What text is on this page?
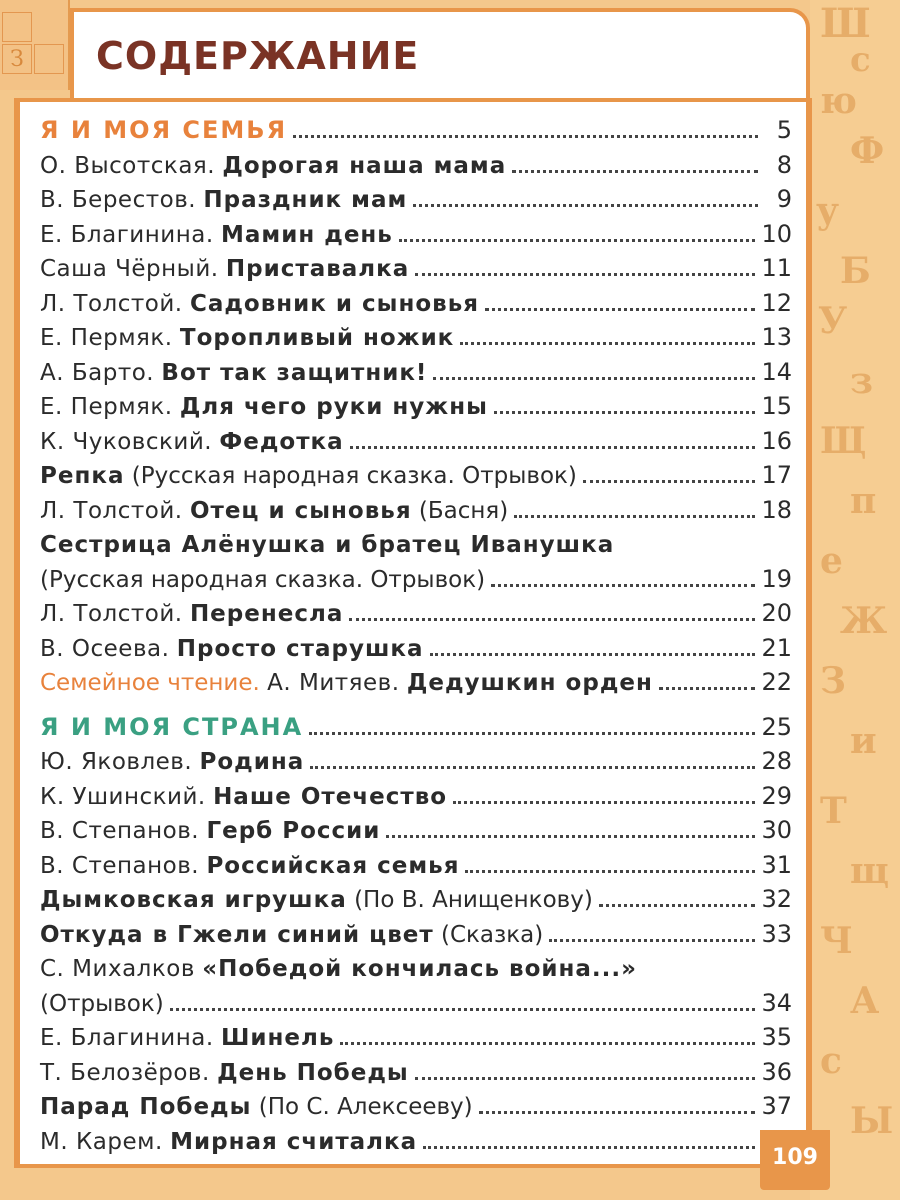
Ш
с
ю
Ф
у
Б
У
з
Щ
п
е
Ж
З
и
Т
щ
Ч
А
с
Ы
З СОДЕРЖАНИЕ
Я И МОЯ СЕМЬЯ	5
О. Высотская. Дорогая наша мама	8
В. Берестов. Праздник мам	9
Е. Благинина. Мамин день	10
Саша Чёрный. Приставалка	11
Л. Толстой. Садовник и сыновья	12
Е. Пермяк. Торопливый ножик	13
А. Барто. Вот так защитник!	14
Е. Пермяк. Для чего руки нужны	15
К. Чуковский. Федотка	16
Репка (Русская народная сказка. Отрывок)	17
Л. Толстой. Отец и сыновья (Басня)	18
Сестрица Алёнушка и братец Иванушка
(Русская народная сказка. Отрывок)	19
Л. Толстой. Перенесла	20
В. Осеева. Просто старушка	21
Семейное чтение. А. Митяев. Дедушкин орден	22
Я И МОЯ СТРАНА	25
Ю. Яковлев. Родина	28
К. Ушинский. Наше Отечество	29
В. Степанов. Герб России	30
В. Степанов. Российская семья	31
Дымковская игрушка (По В. Анищенкову)	32
Откуда в Гжели синий цвет (Сказка)	33
С. Михалков «Победой кончилась война...»
(Отрывок)	34
Е. Благинина. Шинель	35
Т. Белозёров. День Победы	36
Парад Победы (По С. Алексееву)	37
М. Карем. Мирная считалка
109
=-=-=
Pictures are excluded; copy all other data exactly as shown.

What text is on this page?
Ш
с
ю
Ф
у
Б
У
з
Щ
п
е
Ж
З
и
Т
щ
Ч
А
с
Ы
З СОДЕРЖАНИЕ
Я И МОЯ СЕМЬЯ	5
О. Высотская. Дорогая наша мама	8
В. Берестов. Праздник мам	9
Е. Благинина. Мамин день	10
Саша Чёрный. Приставалка	11
Л. Толстой. Садовник и сыновья	12
Е. Пермяк. Торопливый ножик	13
А. Барто. Вот так защитник!	14
Е. Пермяк. Для чего руки нужны	15
К. Чуковский. Федотка	16
Репка (Русская народная сказка. Отрывок)	17
Л. Толстой. Отец и сыновья (Басня)	18
Сестрица Алёнушка и братец Иванушка
(Русская народная сказка. Отрывок)	19
Л. Толстой. Перенесла	20
В. Осеева. Просто старушка	21
Семейное чтение. А. Митяев. Дедушкин орден	22
Я И МОЯ СТРАНА	25
Ю. Яковлев. Родина	28
К. Ушинский. Наше Отечество	29
В. Степанов. Герб России	30
В. Степанов. Российская семья	31
Дымковская игрушка (По В. Анищенкову)	32
Откуда в Гжели синий цвет (Сказка)	33
С. Михалков «Победой кончилась война...»
(Отрывок)	34
Е. Благинина. Шинель	35
Т. Белозёров. День Победы	36
Парад Победы (По С. Алексееву)	37
М. Карем. Мирная считалка
109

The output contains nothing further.